• [Task prompt]:
Copy only the lines between the one containing "What's the underlying" and the end of the records, both included, leaving out pictures.

• [Extracted information]:
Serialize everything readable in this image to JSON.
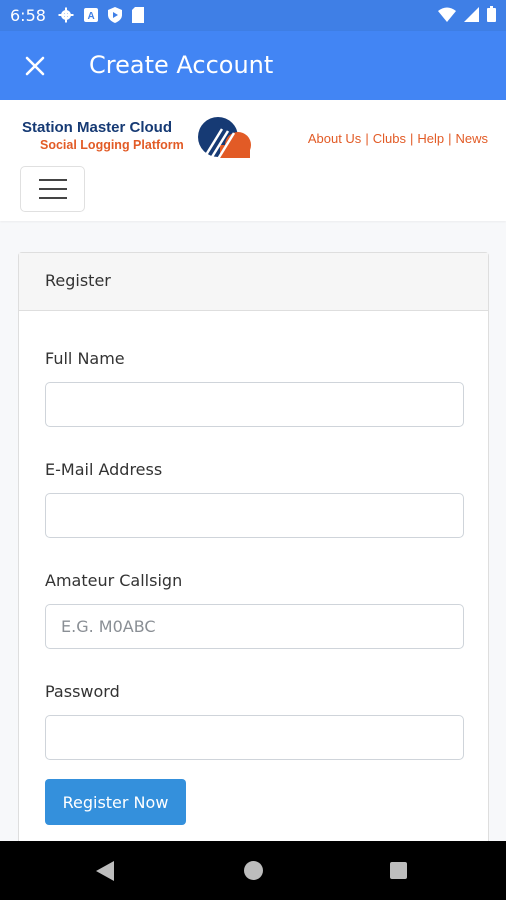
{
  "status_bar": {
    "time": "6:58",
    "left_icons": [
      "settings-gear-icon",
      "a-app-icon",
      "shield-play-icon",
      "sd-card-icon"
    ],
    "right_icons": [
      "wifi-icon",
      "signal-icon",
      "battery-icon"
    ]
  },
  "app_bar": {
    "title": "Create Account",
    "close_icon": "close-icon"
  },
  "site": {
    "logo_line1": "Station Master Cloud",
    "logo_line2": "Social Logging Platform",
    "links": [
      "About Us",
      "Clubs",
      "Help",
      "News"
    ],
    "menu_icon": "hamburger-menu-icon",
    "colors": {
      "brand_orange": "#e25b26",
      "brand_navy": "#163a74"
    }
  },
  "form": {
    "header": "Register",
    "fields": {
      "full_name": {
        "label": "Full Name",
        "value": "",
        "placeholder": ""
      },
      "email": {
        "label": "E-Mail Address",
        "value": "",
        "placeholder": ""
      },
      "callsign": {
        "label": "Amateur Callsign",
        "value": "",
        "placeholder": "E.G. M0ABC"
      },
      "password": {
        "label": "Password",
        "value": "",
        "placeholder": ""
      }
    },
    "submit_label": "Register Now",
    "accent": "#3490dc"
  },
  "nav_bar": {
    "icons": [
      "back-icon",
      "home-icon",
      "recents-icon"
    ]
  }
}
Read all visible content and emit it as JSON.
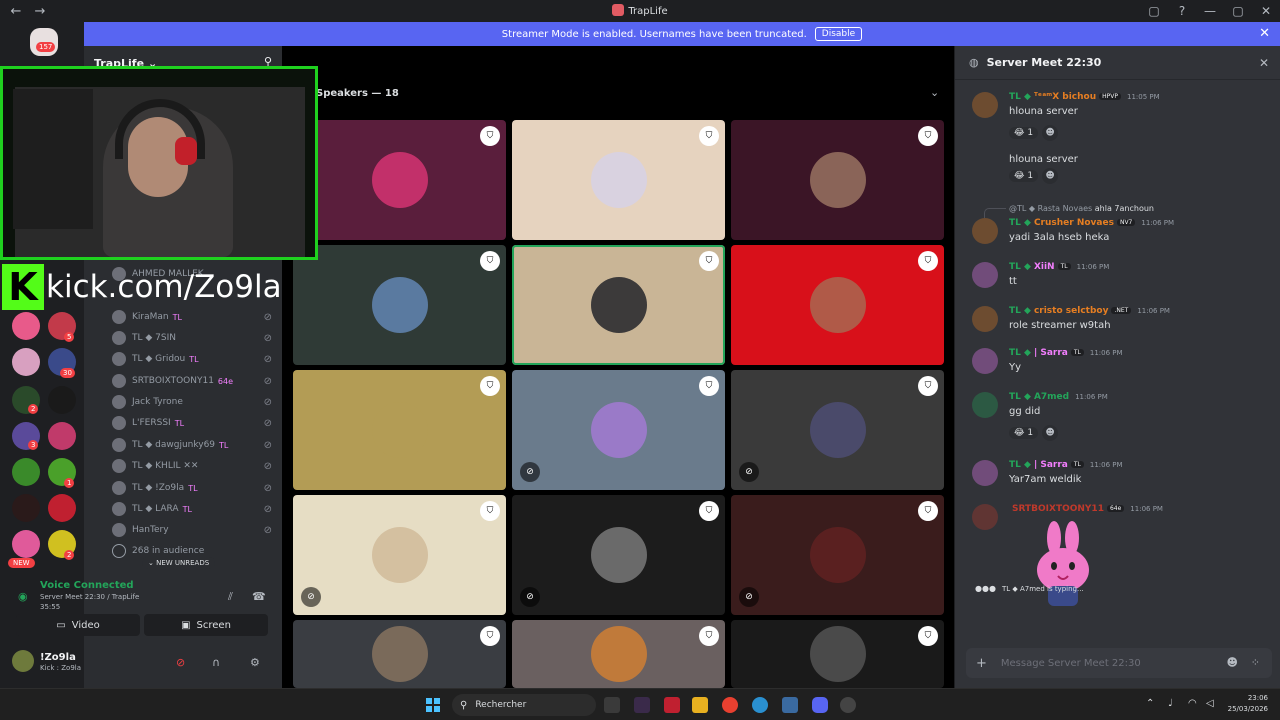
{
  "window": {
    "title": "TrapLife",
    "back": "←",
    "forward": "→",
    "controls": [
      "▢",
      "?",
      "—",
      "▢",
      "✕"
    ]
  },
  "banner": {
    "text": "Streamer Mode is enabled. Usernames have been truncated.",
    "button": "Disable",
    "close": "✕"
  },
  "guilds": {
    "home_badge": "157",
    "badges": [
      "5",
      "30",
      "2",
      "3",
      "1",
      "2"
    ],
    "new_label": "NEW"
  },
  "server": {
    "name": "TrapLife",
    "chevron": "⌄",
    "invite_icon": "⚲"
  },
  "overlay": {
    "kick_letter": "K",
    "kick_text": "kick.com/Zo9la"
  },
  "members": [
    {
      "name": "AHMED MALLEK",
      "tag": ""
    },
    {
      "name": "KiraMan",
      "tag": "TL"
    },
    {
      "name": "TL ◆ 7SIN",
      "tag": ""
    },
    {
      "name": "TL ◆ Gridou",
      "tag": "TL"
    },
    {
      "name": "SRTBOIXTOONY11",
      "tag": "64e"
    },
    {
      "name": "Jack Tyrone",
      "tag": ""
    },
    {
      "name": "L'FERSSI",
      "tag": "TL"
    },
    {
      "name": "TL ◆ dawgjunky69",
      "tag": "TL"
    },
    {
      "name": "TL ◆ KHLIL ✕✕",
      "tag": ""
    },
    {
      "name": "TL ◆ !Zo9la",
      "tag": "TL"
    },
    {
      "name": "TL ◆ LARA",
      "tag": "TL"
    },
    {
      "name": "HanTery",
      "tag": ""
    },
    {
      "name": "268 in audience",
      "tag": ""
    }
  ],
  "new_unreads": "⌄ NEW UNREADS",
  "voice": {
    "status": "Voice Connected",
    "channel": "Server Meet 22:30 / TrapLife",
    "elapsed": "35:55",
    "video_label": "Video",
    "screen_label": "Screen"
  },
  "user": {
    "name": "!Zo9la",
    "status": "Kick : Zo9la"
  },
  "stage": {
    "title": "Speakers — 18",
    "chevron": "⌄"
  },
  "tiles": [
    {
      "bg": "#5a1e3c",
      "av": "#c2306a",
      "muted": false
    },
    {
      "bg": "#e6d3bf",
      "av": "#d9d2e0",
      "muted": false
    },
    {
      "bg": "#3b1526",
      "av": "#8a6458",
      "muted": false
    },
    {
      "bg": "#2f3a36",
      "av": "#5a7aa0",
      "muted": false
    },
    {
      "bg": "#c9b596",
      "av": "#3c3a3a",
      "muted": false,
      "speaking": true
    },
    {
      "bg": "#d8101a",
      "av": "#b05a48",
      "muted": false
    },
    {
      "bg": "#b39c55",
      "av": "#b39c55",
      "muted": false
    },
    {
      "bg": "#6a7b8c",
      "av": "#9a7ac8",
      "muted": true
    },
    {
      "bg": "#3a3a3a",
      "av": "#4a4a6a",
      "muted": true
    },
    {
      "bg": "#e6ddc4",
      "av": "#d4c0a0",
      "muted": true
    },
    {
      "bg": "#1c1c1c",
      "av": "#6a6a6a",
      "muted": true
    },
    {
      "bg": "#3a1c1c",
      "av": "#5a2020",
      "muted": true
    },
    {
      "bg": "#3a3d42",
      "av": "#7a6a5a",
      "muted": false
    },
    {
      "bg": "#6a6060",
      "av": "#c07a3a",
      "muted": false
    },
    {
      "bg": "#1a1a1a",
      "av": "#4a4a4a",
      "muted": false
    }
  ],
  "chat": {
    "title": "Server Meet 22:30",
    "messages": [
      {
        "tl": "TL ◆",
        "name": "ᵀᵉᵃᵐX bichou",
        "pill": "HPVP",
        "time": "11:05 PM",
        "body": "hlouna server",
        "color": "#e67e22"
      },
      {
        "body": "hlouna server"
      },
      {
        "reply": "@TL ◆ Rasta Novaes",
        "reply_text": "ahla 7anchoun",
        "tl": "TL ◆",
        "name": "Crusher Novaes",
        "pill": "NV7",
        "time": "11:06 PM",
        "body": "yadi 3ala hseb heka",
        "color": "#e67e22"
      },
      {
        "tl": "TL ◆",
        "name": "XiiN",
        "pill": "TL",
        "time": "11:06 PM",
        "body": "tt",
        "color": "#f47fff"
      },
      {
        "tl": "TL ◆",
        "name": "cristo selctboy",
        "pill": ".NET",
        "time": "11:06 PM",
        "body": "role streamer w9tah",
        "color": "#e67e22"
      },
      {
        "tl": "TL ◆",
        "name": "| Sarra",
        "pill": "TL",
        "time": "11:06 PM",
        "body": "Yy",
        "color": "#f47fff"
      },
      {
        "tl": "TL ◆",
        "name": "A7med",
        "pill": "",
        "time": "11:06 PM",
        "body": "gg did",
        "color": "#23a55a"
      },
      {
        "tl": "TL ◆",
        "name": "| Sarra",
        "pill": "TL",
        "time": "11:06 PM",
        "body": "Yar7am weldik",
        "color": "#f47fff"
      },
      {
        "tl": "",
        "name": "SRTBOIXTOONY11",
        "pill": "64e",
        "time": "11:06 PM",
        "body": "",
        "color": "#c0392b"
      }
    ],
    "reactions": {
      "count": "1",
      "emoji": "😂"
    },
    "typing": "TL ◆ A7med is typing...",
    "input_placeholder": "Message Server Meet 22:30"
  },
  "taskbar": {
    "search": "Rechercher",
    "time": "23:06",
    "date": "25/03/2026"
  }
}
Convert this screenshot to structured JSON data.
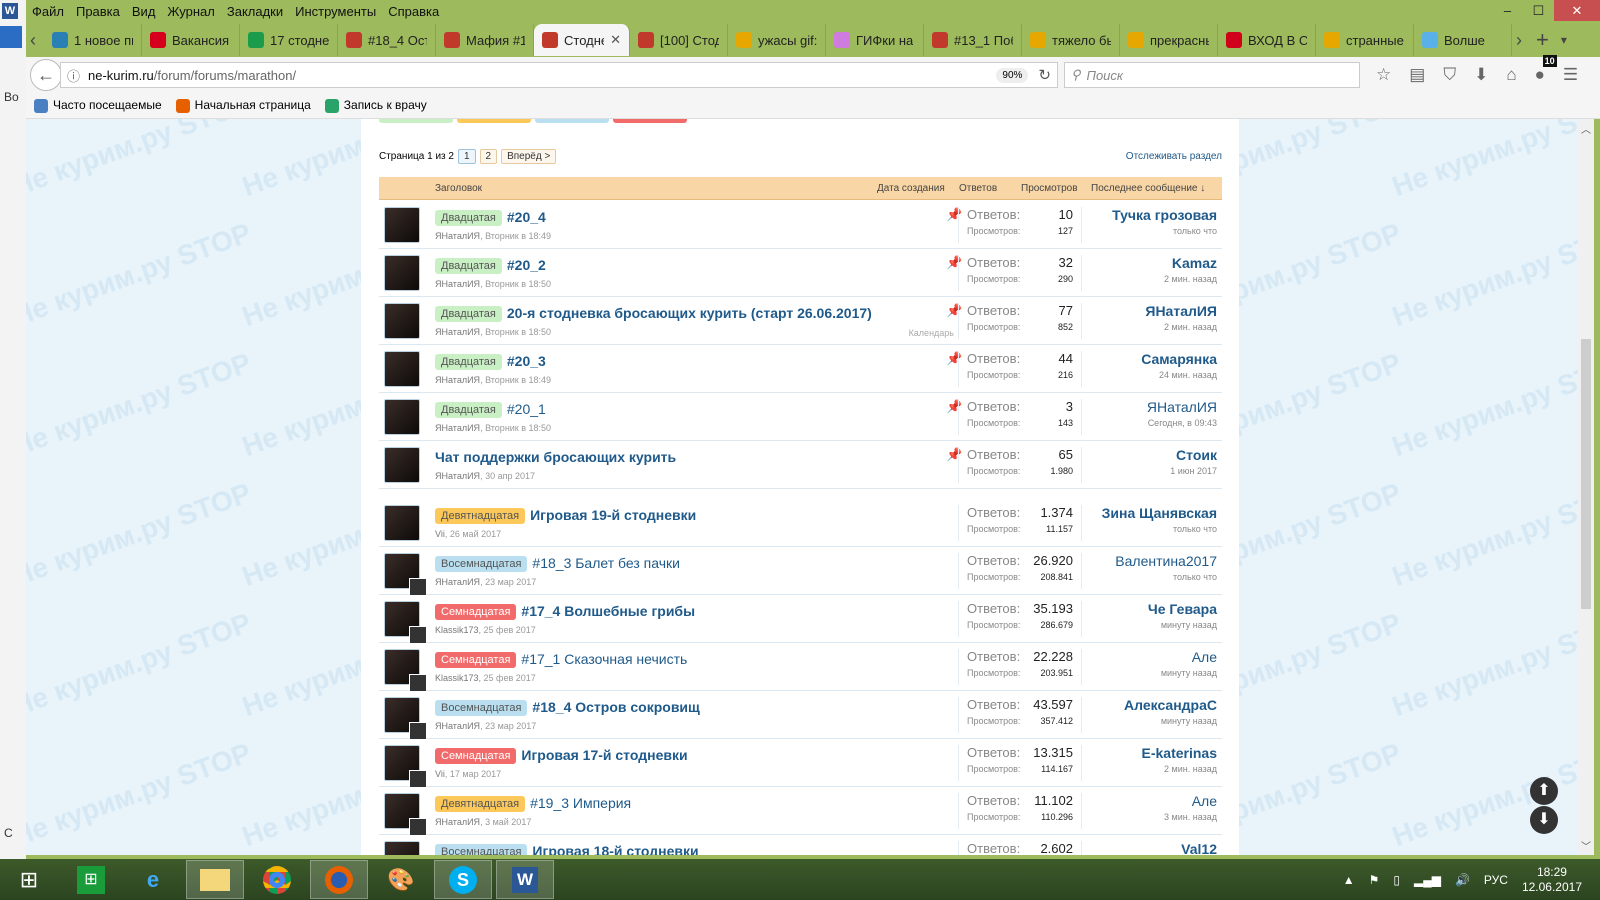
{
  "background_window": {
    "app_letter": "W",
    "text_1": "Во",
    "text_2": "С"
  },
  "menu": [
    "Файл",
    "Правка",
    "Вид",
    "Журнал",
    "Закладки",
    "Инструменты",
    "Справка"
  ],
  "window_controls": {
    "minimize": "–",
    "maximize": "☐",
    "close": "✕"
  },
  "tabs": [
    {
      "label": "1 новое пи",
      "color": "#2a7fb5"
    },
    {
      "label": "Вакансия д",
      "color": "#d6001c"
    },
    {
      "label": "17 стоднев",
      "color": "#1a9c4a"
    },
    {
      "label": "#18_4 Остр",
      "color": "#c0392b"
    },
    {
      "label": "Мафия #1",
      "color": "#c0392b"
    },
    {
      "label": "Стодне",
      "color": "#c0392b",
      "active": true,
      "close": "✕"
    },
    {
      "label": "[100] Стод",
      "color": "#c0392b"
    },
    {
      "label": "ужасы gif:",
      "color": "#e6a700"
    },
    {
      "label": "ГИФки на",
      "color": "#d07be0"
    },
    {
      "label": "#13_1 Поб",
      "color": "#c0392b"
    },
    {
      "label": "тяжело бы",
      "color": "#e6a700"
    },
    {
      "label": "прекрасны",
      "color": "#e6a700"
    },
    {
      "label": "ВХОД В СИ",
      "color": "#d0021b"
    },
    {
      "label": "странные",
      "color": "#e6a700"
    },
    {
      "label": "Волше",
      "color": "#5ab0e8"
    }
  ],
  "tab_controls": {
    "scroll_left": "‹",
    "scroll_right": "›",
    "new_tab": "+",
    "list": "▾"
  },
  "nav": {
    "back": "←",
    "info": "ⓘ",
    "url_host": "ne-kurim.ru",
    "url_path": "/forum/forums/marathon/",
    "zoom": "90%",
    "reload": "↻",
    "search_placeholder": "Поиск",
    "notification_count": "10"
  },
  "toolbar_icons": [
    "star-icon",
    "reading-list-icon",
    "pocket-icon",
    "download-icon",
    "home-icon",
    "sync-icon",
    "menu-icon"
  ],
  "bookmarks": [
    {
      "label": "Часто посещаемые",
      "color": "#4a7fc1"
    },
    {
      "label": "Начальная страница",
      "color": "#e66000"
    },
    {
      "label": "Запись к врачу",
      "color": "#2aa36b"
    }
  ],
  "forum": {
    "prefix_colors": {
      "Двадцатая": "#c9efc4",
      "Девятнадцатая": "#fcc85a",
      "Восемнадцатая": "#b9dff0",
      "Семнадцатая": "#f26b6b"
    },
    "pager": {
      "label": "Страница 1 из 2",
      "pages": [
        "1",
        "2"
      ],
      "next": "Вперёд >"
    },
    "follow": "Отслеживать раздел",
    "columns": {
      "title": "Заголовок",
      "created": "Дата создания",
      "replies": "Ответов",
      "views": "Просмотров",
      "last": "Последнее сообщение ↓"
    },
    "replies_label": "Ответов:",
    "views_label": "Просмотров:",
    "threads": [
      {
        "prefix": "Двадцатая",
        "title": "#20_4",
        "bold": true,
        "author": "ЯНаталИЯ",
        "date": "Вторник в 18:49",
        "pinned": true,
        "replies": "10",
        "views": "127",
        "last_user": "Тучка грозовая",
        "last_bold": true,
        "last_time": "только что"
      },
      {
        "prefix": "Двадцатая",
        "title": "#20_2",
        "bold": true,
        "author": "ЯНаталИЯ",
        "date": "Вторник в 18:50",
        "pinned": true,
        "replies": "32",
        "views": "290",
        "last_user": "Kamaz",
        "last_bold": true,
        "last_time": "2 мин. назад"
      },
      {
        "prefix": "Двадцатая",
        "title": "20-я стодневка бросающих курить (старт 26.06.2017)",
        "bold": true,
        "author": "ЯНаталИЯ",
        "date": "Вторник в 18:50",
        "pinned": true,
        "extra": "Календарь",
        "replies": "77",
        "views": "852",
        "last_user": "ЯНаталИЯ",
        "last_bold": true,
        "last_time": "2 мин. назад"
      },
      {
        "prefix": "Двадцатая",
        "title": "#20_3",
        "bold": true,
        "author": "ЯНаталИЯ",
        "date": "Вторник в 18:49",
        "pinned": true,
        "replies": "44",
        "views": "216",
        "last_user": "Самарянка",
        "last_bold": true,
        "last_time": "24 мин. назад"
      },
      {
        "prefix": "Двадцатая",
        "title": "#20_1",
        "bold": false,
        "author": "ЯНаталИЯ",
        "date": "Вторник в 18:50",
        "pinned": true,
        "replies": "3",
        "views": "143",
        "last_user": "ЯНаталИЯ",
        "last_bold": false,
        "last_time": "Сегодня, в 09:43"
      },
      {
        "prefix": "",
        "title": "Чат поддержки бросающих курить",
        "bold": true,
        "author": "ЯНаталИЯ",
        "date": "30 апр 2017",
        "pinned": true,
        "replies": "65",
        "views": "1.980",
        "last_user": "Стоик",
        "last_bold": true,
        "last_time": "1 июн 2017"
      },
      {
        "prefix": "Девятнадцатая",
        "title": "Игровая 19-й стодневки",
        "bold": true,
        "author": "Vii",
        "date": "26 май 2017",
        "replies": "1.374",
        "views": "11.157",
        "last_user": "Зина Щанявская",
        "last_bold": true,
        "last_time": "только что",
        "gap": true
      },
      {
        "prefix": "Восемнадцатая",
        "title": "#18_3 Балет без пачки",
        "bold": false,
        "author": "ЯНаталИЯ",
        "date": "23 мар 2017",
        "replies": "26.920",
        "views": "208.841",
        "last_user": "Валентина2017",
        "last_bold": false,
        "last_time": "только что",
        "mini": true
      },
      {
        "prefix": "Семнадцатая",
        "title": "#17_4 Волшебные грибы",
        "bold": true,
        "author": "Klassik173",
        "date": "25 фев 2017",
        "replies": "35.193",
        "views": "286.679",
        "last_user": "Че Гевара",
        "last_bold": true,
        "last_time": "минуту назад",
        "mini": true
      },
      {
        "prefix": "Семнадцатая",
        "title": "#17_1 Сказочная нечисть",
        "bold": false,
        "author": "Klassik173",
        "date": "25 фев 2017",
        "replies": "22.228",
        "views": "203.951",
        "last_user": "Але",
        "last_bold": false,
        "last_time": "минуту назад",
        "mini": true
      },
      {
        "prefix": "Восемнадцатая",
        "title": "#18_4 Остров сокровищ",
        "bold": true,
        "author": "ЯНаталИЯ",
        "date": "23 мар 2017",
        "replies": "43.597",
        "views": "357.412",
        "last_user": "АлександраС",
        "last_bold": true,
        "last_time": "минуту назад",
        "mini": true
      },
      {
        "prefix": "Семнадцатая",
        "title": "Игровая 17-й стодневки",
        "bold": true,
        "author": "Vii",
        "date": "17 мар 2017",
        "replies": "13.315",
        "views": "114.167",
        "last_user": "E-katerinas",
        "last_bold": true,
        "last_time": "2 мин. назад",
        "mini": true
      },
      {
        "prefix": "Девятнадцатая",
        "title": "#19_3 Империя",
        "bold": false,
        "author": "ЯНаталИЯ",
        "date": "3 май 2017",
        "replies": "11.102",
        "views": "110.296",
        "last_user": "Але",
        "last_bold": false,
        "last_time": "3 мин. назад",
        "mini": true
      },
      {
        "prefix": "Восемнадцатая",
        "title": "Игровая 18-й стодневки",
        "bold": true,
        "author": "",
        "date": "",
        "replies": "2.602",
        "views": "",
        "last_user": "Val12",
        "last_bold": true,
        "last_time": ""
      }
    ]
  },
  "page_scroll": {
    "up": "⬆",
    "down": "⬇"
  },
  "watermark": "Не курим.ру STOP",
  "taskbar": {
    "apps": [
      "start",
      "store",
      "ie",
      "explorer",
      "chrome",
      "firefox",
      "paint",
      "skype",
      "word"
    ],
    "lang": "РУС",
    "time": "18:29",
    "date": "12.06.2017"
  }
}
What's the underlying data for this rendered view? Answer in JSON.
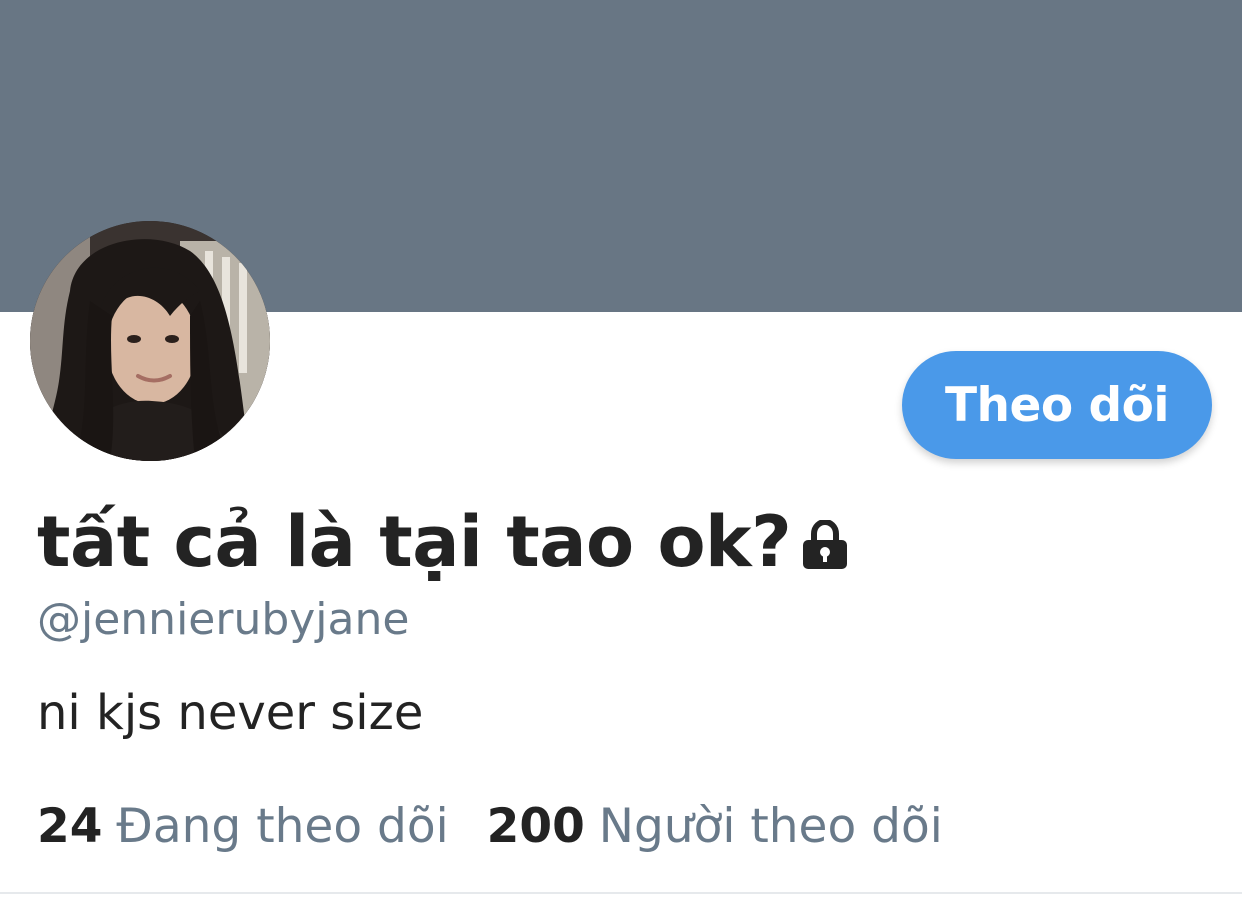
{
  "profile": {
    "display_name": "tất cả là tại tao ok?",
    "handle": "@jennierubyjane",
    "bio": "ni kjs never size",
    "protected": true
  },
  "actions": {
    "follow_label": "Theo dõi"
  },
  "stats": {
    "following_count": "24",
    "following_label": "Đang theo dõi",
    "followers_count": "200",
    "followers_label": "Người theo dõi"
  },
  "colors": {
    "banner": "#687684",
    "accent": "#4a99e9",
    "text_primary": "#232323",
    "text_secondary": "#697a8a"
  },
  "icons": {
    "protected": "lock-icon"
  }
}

• [Result of the task]:
What's the underlying data for this rendered view? Answer in JSON.
{
  "profile": {
    "display_name": "tất cả là tại tao ok?",
    "handle": "@jennierubyjane",
    "bio": "ni kjs never size",
    "protected": true
  },
  "actions": {
    "follow_label": "Theo dõi"
  },
  "stats": {
    "following_count": "24",
    "following_label": "Đang theo dõi",
    "followers_count": "200",
    "followers_label": "Người theo dõi"
  },
  "colors": {
    "banner": "#687684",
    "accent": "#4a99e9",
    "text_primary": "#232323",
    "text_secondary": "#697a8a"
  },
  "icons": {
    "protected": "lock-icon"
  }
}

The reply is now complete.